■ Exercise aim:
Skip the pictures. Copy all the rest of the records down exactly.

■ Data for this task:
* start *

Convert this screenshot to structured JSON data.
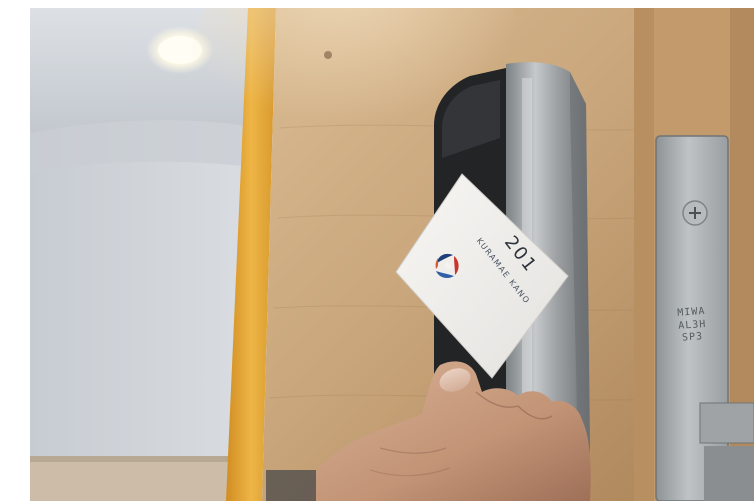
{
  "photo": {
    "scene": "hand holding a hotel key card against an electronic door lock",
    "card": {
      "hotel_name": "KURAMAE KANO",
      "room_number": "201",
      "logo": "circular-ribbon-logo"
    },
    "lock_plate": {
      "brand": "MIWA",
      "model_line1": "AL3H",
      "model_line2": "SP3"
    },
    "colors": {
      "wall": "#c8ccd2",
      "door_wood": "#c9a57b",
      "door_edge": "#e0a83a",
      "lock_metal": "#a4a8ab",
      "card": "#f1efec",
      "skin": "#caa086"
    }
  }
}
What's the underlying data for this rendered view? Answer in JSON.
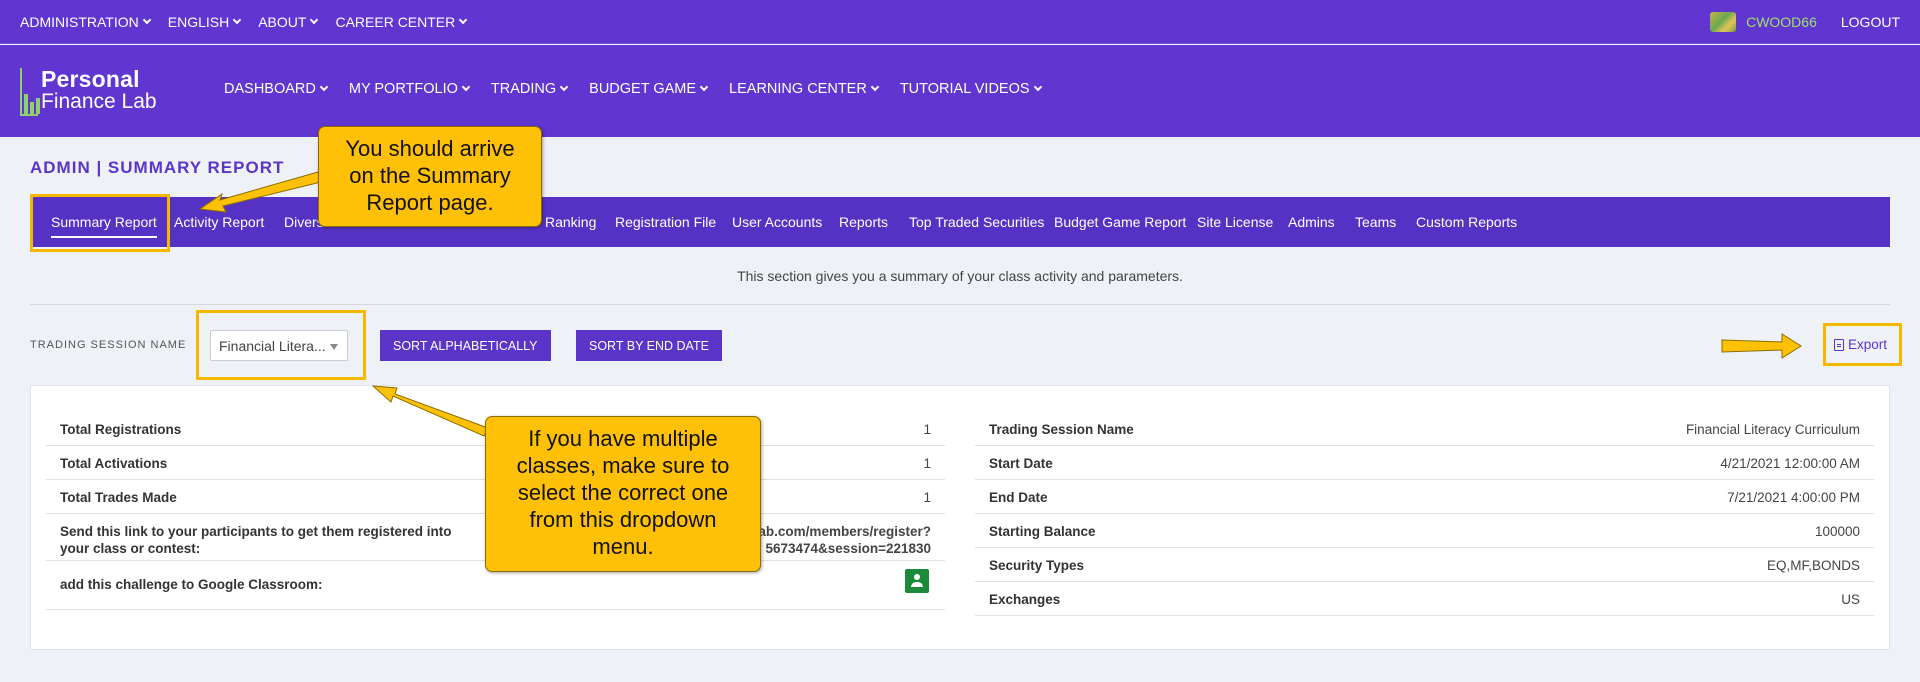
{
  "topbar": {
    "menu": [
      "ADMINISTRATION",
      "ENGLISH",
      "ABOUT",
      "CAREER CENTER"
    ],
    "username": "CWOOD66",
    "logout": "LOGOUT"
  },
  "logo": {
    "line1": "Personal",
    "line2": "Finance Lab"
  },
  "main_nav": [
    "DASHBOARD",
    "MY PORTFOLIO",
    "TRADING",
    "BUDGET GAME",
    "LEARNING CENTER",
    "TUTORIAL VIDEOS"
  ],
  "page_title": "ADMIN | SUMMARY REPORT",
  "subnav": {
    "items": [
      "Summary Report",
      "Activity Report",
      "Divers",
      "Ranking",
      "Registration File",
      "User Accounts",
      "Reports",
      "Top Traded Securities",
      "Budget Game Report",
      "Site License",
      "Admins",
      "Teams",
      "Custom Reports"
    ],
    "active": "Summary Report"
  },
  "description": "This section gives you a summary of your class activity and parameters.",
  "filter": {
    "label": "TRADING SESSION NAME",
    "selected": "Financial Litera...",
    "sort_alpha": "SORT ALPHABETICALLY",
    "sort_date": "SORT BY END DATE",
    "export": "Export"
  },
  "left_table": {
    "total_registrations": {
      "label": "Total Registrations",
      "value": "1"
    },
    "total_activations": {
      "label": "Total Activations",
      "value": "1"
    },
    "total_trades": {
      "label": "Total Trades Made",
      "value": "1"
    },
    "send_link": {
      "label_line1": "Send this link to your participants to get them registered into",
      "label_line2": "your class or contest:",
      "link_line1": "lab.com/members/register?",
      "link_line2": "5673474&session=221830"
    },
    "google_classroom": {
      "label": "add this challenge to Google Classroom:"
    }
  },
  "right_table": {
    "session_name": {
      "label": "Trading Session Name",
      "value": "Financial Literacy Curriculum"
    },
    "start_date": {
      "label": "Start Date",
      "value": "4/21/2021 12:00:00 AM"
    },
    "end_date": {
      "label": "End Date",
      "value": "7/21/2021 4:00:00 PM"
    },
    "starting_balance": {
      "label": "Starting Balance",
      "value": "100000"
    },
    "security_types": {
      "label": "Security Types",
      "value": "EQ,MF,BONDS"
    },
    "exchanges": {
      "label": "Exchanges",
      "value": "US"
    }
  },
  "annotations": {
    "callout_top": {
      "line1": "You should arrive",
      "line2": "on the Summary",
      "line3": "Report page."
    },
    "callout_bottom": {
      "line1": "If you have multiple",
      "line2": "classes, make sure to",
      "line3": "select the correct one",
      "line4": "from this dropdown",
      "line5": "menu."
    }
  },
  "colors": {
    "brand_purple": "#6035d0",
    "subnav_purple": "#5532c4",
    "highlight": "#f5b800",
    "callout": "#ffc107"
  }
}
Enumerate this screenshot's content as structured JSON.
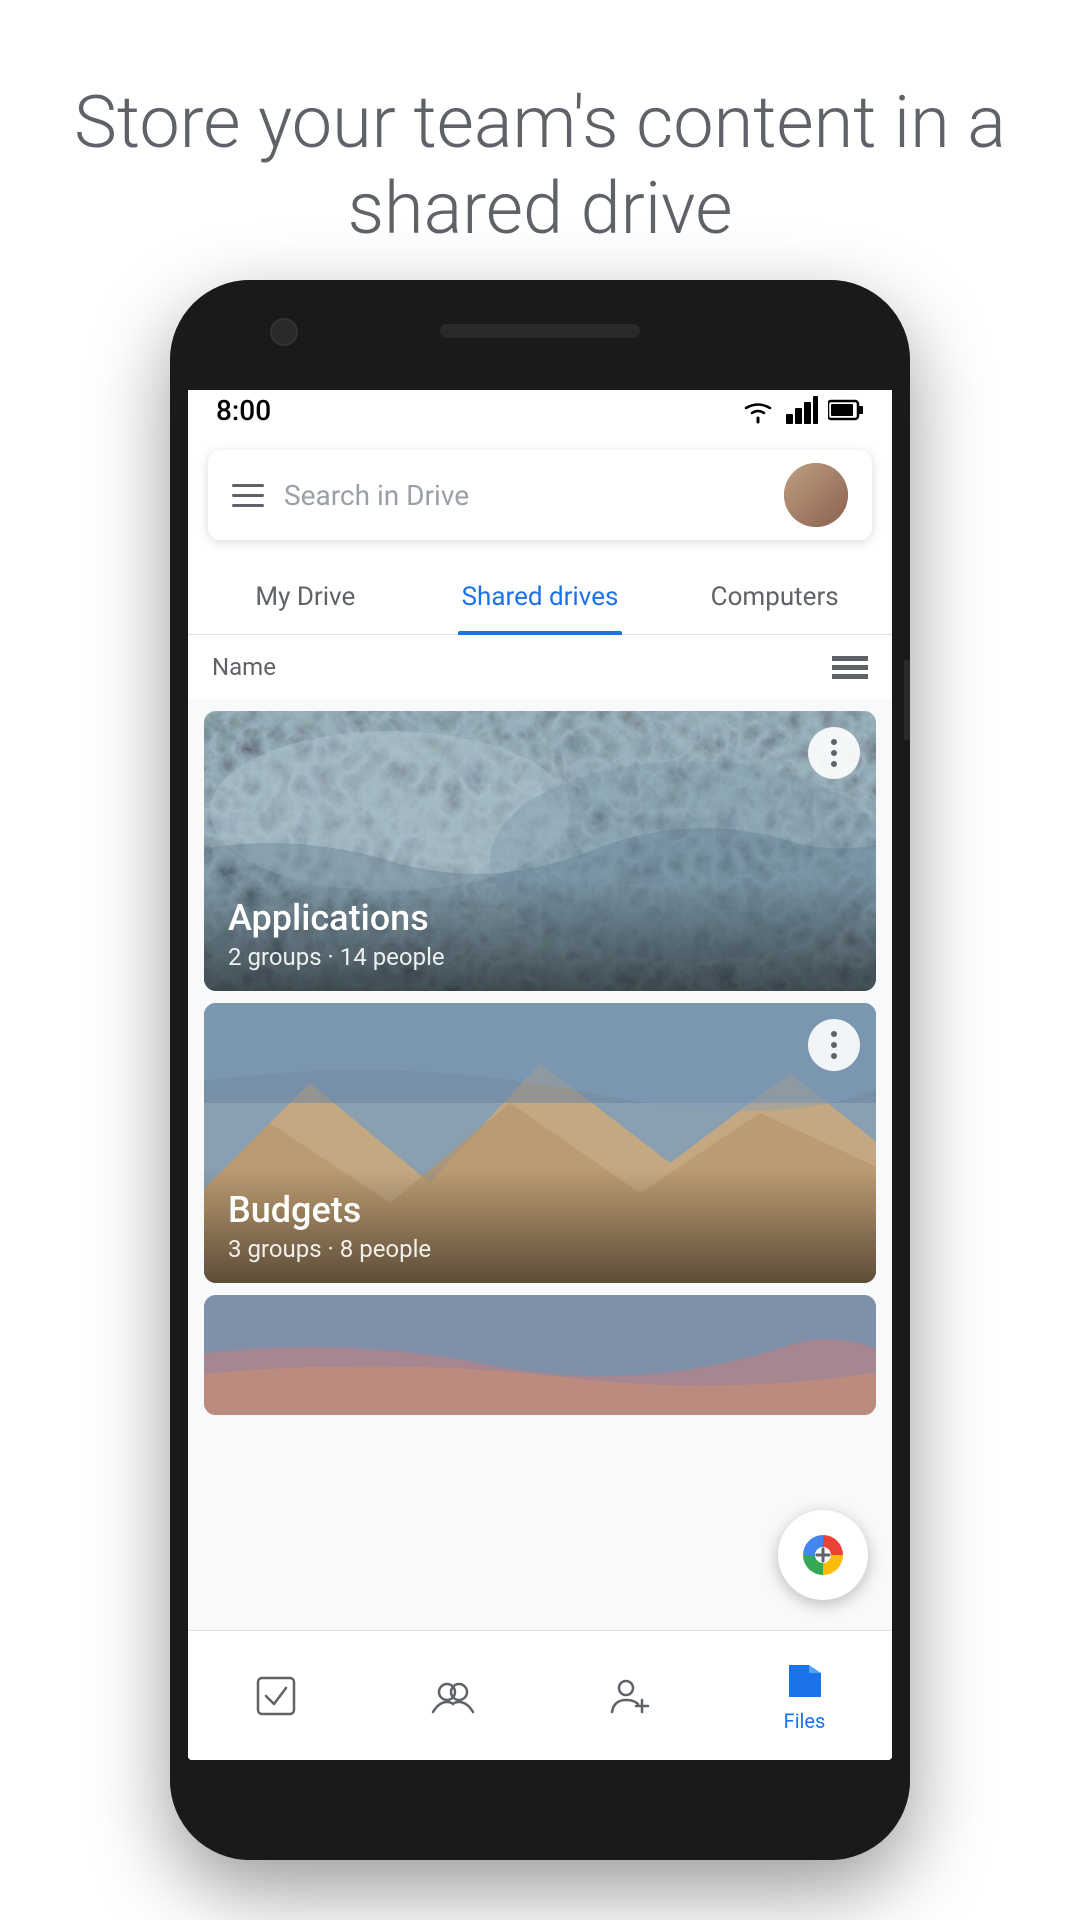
{
  "hero": {
    "text": "Store your team's content in a shared drive"
  },
  "phone": {
    "status_bar": {
      "time": "8:00"
    },
    "search_bar": {
      "placeholder": "Search in Drive"
    },
    "tabs": [
      {
        "id": "my-drive",
        "label": "My Drive",
        "active": false
      },
      {
        "id": "shared-drives",
        "label": "Shared drives",
        "active": true
      },
      {
        "id": "computers",
        "label": "Computers",
        "active": false
      }
    ],
    "sort_label": "Name",
    "drives": [
      {
        "id": "applications",
        "title": "Applications",
        "subtitle": "2 groups · 14 people",
        "bg": "water"
      },
      {
        "id": "budgets",
        "title": "Budgets",
        "subtitle": "3 groups · 8 people",
        "bg": "mountains"
      },
      {
        "id": "third",
        "title": "",
        "subtitle": "",
        "bg": "sky"
      }
    ],
    "fab_label": "+",
    "bottom_nav": [
      {
        "id": "priority",
        "label": ""
      },
      {
        "id": "activity",
        "label": ""
      },
      {
        "id": "shared",
        "label": ""
      },
      {
        "id": "files",
        "label": "Files"
      }
    ]
  }
}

* end *

■ Right answer:
Convert this screenshot to structured JSON data.
{
  "photo": {
    "scene": "hand holding a hotel key card against an electronic door lock",
    "card": {
      "hotel_name": "KURAMAE KANO",
      "room_number": "201",
      "logo": "circular-ribbon-logo"
    },
    "lock_plate": {
      "brand": "MIWA",
      "model_line1": "AL3H",
      "model_line2": "SP3"
    },
    "colors": {
      "wall": "#c8ccd2",
      "door_wood": "#c9a57b",
      "door_edge": "#e0a83a",
      "lock_metal": "#a4a8ab",
      "card": "#f1efec",
      "skin": "#caa086"
    }
  }
}
What's the underlying data for this rendered view? Answer in JSON.
{
  "topbar": {
    "menu": [
      "ADMINISTRATION",
      "ENGLISH",
      "ABOUT",
      "CAREER CENTER"
    ],
    "username": "CWOOD66",
    "logout": "LOGOUT"
  },
  "logo": {
    "line1": "Personal",
    "line2": "Finance Lab"
  },
  "main_nav": [
    "DASHBOARD",
    "MY PORTFOLIO",
    "TRADING",
    "BUDGET GAME",
    "LEARNING CENTER",
    "TUTORIAL VIDEOS"
  ],
  "page_title": "ADMIN | SUMMARY REPORT",
  "subnav": {
    "items": [
      "Summary Report",
      "Activity Report",
      "Divers",
      "Ranking",
      "Registration File",
      "User Accounts",
      "Reports",
      "Top Traded Securities",
      "Budget Game Report",
      "Site License",
      "Admins",
      "Teams",
      "Custom Reports"
    ],
    "active": "Summary Report"
  },
  "description": "This section gives you a summary of your class activity and parameters.",
  "filter": {
    "label": "TRADING SESSION NAME",
    "selected": "Financial Litera...",
    "sort_alpha": "SORT ALPHABETICALLY",
    "sort_date": "SORT BY END DATE",
    "export": "Export"
  },
  "left_table": {
    "total_registrations": {
      "label": "Total Registrations",
      "value": "1"
    },
    "total_activations": {
      "label": "Total Activations",
      "value": "1"
    },
    "total_trades": {
      "label": "Total Trades Made",
      "value": "1"
    },
    "send_link": {
      "label_line1": "Send this link to your participants to get them registered into",
      "label_line2": "your class or contest:",
      "link_line1": "lab.com/members/register?",
      "link_line2": "5673474&session=221830"
    },
    "google_classroom": {
      "label": "add this challenge to Google Classroom:"
    }
  },
  "right_table": {
    "session_name": {
      "label": "Trading Session Name",
      "value": "Financial Literacy Curriculum"
    },
    "start_date": {
      "label": "Start Date",
      "value": "4/21/2021 12:00:00 AM"
    },
    "end_date": {
      "label": "End Date",
      "value": "7/21/2021 4:00:00 PM"
    },
    "starting_balance": {
      "label": "Starting Balance",
      "value": "100000"
    },
    "security_types": {
      "label": "Security Types",
      "value": "EQ,MF,BONDS"
    },
    "exchanges": {
      "label": "Exchanges",
      "value": "US"
    }
  },
  "annotations": {
    "callout_top": {
      "line1": "You should arrive",
      "line2": "on the Summary",
      "line3": "Report page."
    },
    "callout_bottom": {
      "line1": "If you have multiple",
      "line2": "classes, make sure to",
      "line3": "select the correct one",
      "line4": "from this dropdown",
      "line5": "menu."
    }
  },
  "colors": {
    "brand_purple": "#6035d0",
    "subnav_purple": "#5532c4",
    "highlight": "#f5b800",
    "callout": "#ffc107"
  }
}
Enumerate this screenshot's content as structured JSON.
{
  "hero": {
    "text": "Store your team's content in a shared drive"
  },
  "phone": {
    "status_bar": {
      "time": "8:00"
    },
    "search_bar": {
      "placeholder": "Search in Drive"
    },
    "tabs": [
      {
        "id": "my-drive",
        "label": "My Drive",
        "active": false
      },
      {
        "id": "shared-drives",
        "label": "Shared drives",
        "active": true
      },
      {
        "id": "computers",
        "label": "Computers",
        "active": false
      }
    ],
    "sort_label": "Name",
    "drives": [
      {
        "id": "applications",
        "title": "Applications",
        "subtitle": "2 groups · 14 people",
        "bg": "water"
      },
      {
        "id": "budgets",
        "title": "Budgets",
        "subtitle": "3 groups · 8 people",
        "bg": "mountains"
      },
      {
        "id": "third",
        "title": "",
        "subtitle": "",
        "bg": "sky"
      }
    ],
    "fab_label": "+",
    "bottom_nav": [
      {
        "id": "priority",
        "label": ""
      },
      {
        "id": "activity",
        "label": ""
      },
      {
        "id": "shared",
        "label": ""
      },
      {
        "id": "files",
        "label": "Files"
      }
    ]
  }
}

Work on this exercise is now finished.